### Rows

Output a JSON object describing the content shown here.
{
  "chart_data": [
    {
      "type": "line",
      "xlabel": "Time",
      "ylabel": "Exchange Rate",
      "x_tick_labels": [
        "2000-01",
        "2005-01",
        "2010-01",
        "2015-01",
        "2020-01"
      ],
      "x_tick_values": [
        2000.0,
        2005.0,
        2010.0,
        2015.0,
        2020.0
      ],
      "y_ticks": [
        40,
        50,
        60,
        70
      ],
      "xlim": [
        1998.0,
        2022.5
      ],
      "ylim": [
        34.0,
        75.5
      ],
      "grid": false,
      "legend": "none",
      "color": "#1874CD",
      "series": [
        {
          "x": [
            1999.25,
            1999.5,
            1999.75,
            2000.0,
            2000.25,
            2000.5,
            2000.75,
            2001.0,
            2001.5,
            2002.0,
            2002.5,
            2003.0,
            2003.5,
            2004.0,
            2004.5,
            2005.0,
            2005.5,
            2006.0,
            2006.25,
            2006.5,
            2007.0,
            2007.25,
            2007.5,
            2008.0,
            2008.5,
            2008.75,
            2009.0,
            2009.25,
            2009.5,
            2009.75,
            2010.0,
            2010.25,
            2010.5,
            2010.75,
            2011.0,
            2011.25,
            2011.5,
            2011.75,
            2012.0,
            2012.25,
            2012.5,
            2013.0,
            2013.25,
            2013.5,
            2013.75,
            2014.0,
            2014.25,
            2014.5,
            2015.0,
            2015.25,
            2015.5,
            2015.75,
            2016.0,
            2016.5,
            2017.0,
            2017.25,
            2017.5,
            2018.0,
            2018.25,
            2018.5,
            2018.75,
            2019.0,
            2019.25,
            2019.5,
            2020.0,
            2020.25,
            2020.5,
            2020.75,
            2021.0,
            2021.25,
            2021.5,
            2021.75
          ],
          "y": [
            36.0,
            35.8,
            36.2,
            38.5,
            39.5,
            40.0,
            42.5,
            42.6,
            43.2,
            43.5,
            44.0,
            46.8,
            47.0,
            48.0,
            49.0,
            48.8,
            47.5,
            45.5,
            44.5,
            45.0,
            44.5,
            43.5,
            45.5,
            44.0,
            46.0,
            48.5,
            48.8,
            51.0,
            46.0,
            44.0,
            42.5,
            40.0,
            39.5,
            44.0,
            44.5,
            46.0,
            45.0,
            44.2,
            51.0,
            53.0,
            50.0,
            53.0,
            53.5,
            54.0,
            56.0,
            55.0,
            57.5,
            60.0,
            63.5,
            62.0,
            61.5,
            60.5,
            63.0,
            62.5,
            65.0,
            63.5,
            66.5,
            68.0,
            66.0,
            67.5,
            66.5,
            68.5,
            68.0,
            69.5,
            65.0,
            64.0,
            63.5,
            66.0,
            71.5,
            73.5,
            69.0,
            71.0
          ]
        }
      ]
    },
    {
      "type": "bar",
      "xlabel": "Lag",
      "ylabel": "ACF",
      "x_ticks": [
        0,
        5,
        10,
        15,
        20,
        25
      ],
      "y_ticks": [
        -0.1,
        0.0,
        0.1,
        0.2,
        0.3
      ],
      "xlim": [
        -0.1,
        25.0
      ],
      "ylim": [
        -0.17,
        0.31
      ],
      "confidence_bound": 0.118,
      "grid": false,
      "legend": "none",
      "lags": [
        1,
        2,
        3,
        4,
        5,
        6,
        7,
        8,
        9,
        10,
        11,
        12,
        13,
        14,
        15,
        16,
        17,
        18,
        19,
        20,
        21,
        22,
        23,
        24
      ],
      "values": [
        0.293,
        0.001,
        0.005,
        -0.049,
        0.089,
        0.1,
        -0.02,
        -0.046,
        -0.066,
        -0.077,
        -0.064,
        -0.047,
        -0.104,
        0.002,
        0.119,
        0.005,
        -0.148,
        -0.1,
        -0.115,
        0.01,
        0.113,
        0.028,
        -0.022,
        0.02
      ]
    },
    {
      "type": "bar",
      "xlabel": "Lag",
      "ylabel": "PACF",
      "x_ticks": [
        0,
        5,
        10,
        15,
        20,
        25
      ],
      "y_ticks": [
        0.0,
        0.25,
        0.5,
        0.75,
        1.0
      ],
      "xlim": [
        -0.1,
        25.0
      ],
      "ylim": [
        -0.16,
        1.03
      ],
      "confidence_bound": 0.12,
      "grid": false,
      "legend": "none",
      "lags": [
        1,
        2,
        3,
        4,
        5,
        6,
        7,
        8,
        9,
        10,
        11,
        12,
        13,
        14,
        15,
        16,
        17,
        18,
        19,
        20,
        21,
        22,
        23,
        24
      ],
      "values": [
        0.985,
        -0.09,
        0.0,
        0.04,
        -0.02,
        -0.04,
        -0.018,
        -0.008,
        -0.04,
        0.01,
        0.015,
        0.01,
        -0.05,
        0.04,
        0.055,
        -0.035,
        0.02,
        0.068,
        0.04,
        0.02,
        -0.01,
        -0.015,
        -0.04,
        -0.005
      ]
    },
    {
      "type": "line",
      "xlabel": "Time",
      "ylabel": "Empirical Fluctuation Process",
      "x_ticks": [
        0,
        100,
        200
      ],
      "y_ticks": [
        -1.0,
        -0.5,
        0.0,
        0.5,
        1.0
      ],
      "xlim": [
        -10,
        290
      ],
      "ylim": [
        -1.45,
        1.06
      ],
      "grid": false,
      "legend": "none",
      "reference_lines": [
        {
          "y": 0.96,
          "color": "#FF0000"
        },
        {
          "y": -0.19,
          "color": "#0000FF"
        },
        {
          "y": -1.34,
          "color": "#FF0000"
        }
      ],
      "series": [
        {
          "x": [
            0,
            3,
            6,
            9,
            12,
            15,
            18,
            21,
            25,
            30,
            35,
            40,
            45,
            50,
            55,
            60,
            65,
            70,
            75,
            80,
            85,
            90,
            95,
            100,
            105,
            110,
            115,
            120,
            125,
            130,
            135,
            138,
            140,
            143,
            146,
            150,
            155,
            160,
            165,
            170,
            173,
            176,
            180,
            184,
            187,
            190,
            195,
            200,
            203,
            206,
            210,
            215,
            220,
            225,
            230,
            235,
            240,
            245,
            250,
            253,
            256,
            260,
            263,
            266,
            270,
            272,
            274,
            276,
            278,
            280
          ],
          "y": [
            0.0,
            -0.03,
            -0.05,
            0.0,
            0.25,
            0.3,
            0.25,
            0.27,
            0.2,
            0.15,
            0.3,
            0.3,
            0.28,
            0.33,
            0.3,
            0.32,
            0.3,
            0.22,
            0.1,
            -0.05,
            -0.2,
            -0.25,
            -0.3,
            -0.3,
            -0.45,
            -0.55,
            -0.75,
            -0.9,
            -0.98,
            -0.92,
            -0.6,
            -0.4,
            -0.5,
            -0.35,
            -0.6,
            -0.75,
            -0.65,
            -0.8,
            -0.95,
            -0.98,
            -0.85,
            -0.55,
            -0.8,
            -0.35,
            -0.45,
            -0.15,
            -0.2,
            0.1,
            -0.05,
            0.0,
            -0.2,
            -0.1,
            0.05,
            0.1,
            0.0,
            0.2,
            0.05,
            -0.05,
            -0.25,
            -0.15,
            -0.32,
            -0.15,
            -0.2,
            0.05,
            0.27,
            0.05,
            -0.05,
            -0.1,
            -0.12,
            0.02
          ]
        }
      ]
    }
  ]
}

### Short task
Provide all the records again, word for word.

### Response to the exercise
Output a JSON object describing the content shown here.
{
  "chart_data": [
    {
      "type": "line",
      "xlabel": "Time",
      "ylabel": "Exchange Rate",
      "x_tick_labels": [
        "2000-01",
        "2005-01",
        "2010-01",
        "2015-01",
        "2020-01"
      ],
      "x_tick_values": [
        2000.0,
        2005.0,
        2010.0,
        2015.0,
        2020.0
      ],
      "y_ticks": [
        40,
        50,
        60,
        70
      ],
      "xlim": [
        1998.0,
        2022.5
      ],
      "ylim": [
        34.0,
        75.5
      ],
      "grid": false,
      "legend": "none",
      "color": "#1874CD",
      "series": [
        {
          "x": [
            1999.25,
            1999.5,
            1999.75,
            2000.0,
            2000.25,
            2000.5,
            2000.75,
            2001.0,
            2001.5,
            2002.0,
            2002.5,
            2003.0,
            2003.5,
            2004.0,
            2004.5,
            2005.0,
            2005.5,
            2006.0,
            2006.25,
            2006.5,
            2007.0,
            2007.25,
            2007.5,
            2008.0,
            2008.5,
            2008.75,
            2009.0,
            2009.25,
            2009.5,
            2009.75,
            2010.0,
            2010.25,
            2010.5,
            2010.75,
            2011.0,
            2011.25,
            2011.5,
            2011.75,
            2012.0,
            2012.25,
            2012.5,
            2013.0,
            2013.25,
            2013.5,
            2013.75,
            2014.0,
            2014.25,
            2014.5,
            2015.0,
            2015.25,
            2015.5,
            2015.75,
            2016.0,
            2016.5,
            2017.0,
            2017.25,
            2017.5,
            2018.0,
            2018.25,
            2018.5,
            2018.75,
            2019.0,
            2019.25,
            2019.5,
            2020.0,
            2020.25,
            2020.5,
            2020.75,
            2021.0,
            2021.25,
            2021.5,
            2021.75
          ],
          "y": [
            36.0,
            35.8,
            36.2,
            38.5,
            39.5,
            40.0,
            42.5,
            42.6,
            43.2,
            43.5,
            44.0,
            46.8,
            47.0,
            48.0,
            49.0,
            48.8,
            47.5,
            45.5,
            44.5,
            45.0,
            44.5,
            43.5,
            45.5,
            44.0,
            46.0,
            48.5,
            48.8,
            51.0,
            46.0,
            44.0,
            42.5,
            40.0,
            39.5,
            44.0,
            44.5,
            46.0,
            45.0,
            44.2,
            51.0,
            53.0,
            50.0,
            53.0,
            53.5,
            54.0,
            56.0,
            55.0,
            57.5,
            60.0,
            63.5,
            62.0,
            61.5,
            60.5,
            63.0,
            62.5,
            65.0,
            63.5,
            66.5,
            68.0,
            66.0,
            67.5,
            66.5,
            68.5,
            68.0,
            69.5,
            65.0,
            64.0,
            63.5,
            66.0,
            71.5,
            73.5,
            69.0,
            71.0
          ]
        }
      ]
    },
    {
      "type": "bar",
      "xlabel": "Lag",
      "ylabel": "ACF",
      "x_ticks": [
        0,
        5,
        10,
        15,
        20,
        25
      ],
      "y_ticks": [
        -0.1,
        0.0,
        0.1,
        0.2,
        0.3
      ],
      "xlim": [
        -0.1,
        25.0
      ],
      "ylim": [
        -0.17,
        0.31
      ],
      "confidence_bound": 0.118,
      "grid": false,
      "legend": "none",
      "lags": [
        1,
        2,
        3,
        4,
        5,
        6,
        7,
        8,
        9,
        10,
        11,
        12,
        13,
        14,
        15,
        16,
        17,
        18,
        19,
        20,
        21,
        22,
        23,
        24
      ],
      "values": [
        0.293,
        0.001,
        0.005,
        -0.049,
        0.089,
        0.1,
        -0.02,
        -0.046,
        -0.066,
        -0.077,
        -0.064,
        -0.047,
        -0.104,
        0.002,
        0.119,
        0.005,
        -0.148,
        -0.1,
        -0.115,
        0.01,
        0.113,
        0.028,
        -0.022,
        0.02
      ]
    },
    {
      "type": "bar",
      "xlabel": "Lag",
      "ylabel": "PACF",
      "x_ticks": [
        0,
        5,
        10,
        15,
        20,
        25
      ],
      "y_ticks": [
        0.0,
        0.25,
        0.5,
        0.75,
        1.0
      ],
      "xlim": [
        -0.1,
        25.0
      ],
      "ylim": [
        -0.16,
        1.03
      ],
      "confidence_bound": 0.12,
      "grid": false,
      "legend": "none",
      "lags": [
        1,
        2,
        3,
        4,
        5,
        6,
        7,
        8,
        9,
        10,
        11,
        12,
        13,
        14,
        15,
        16,
        17,
        18,
        19,
        20,
        21,
        22,
        23,
        24
      ],
      "values": [
        0.985,
        -0.09,
        0.0,
        0.04,
        -0.02,
        -0.04,
        -0.018,
        -0.008,
        -0.04,
        0.01,
        0.015,
        0.01,
        -0.05,
        0.04,
        0.055,
        -0.035,
        0.02,
        0.068,
        0.04,
        0.02,
        -0.01,
        -0.015,
        -0.04,
        -0.005
      ]
    },
    {
      "type": "line",
      "xlabel": "Time",
      "ylabel": "Empirical Fluctuation Process",
      "x_ticks": [
        0,
        100,
        200
      ],
      "y_ticks": [
        -1.0,
        -0.5,
        0.0,
        0.5,
        1.0
      ],
      "xlim": [
        -10,
        290
      ],
      "ylim": [
        -1.45,
        1.06
      ],
      "grid": false,
      "legend": "none",
      "reference_lines": [
        {
          "y": 0.96,
          "color": "#FF0000"
        },
        {
          "y": -0.19,
          "color": "#0000FF"
        },
        {
          "y": -1.34,
          "color": "#FF0000"
        }
      ],
      "series": [
        {
          "x": [
            0,
            3,
            6,
            9,
            12,
            15,
            18,
            21,
            25,
            30,
            35,
            40,
            45,
            50,
            55,
            60,
            65,
            70,
            75,
            80,
            85,
            90,
            95,
            100,
            105,
            110,
            115,
            120,
            125,
            130,
            135,
            138,
            140,
            143,
            146,
            150,
            155,
            160,
            165,
            170,
            173,
            176,
            180,
            184,
            187,
            190,
            195,
            200,
            203,
            206,
            210,
            215,
            220,
            225,
            230,
            235,
            240,
            245,
            250,
            253,
            256,
            260,
            263,
            266,
            270,
            272,
            274,
            276,
            278,
            280
          ],
          "y": [
            0.0,
            -0.03,
            -0.05,
            0.0,
            0.25,
            0.3,
            0.25,
            0.27,
            0.2,
            0.15,
            0.3,
            0.3,
            0.28,
            0.33,
            0.3,
            0.32,
            0.3,
            0.22,
            0.1,
            -0.05,
            -0.2,
            -0.25,
            -0.3,
            -0.3,
            -0.45,
            -0.55,
            -0.75,
            -0.9,
            -0.98,
            -0.92,
            -0.6,
            -0.4,
            -0.5,
            -0.35,
            -0.6,
            -0.75,
            -0.65,
            -0.8,
            -0.95,
            -0.98,
            -0.85,
            -0.55,
            -0.8,
            -0.35,
            -0.45,
            -0.15,
            -0.2,
            0.1,
            -0.05,
            0.0,
            -0.2,
            -0.1,
            0.05,
            0.1,
            0.0,
            0.2,
            0.05,
            -0.05,
            -0.25,
            -0.15,
            -0.32,
            -0.15,
            -0.2,
            0.05,
            0.27,
            0.05,
            -0.05,
            -0.1,
            -0.12,
            0.02
          ]
        }
      ]
    }
  ]
}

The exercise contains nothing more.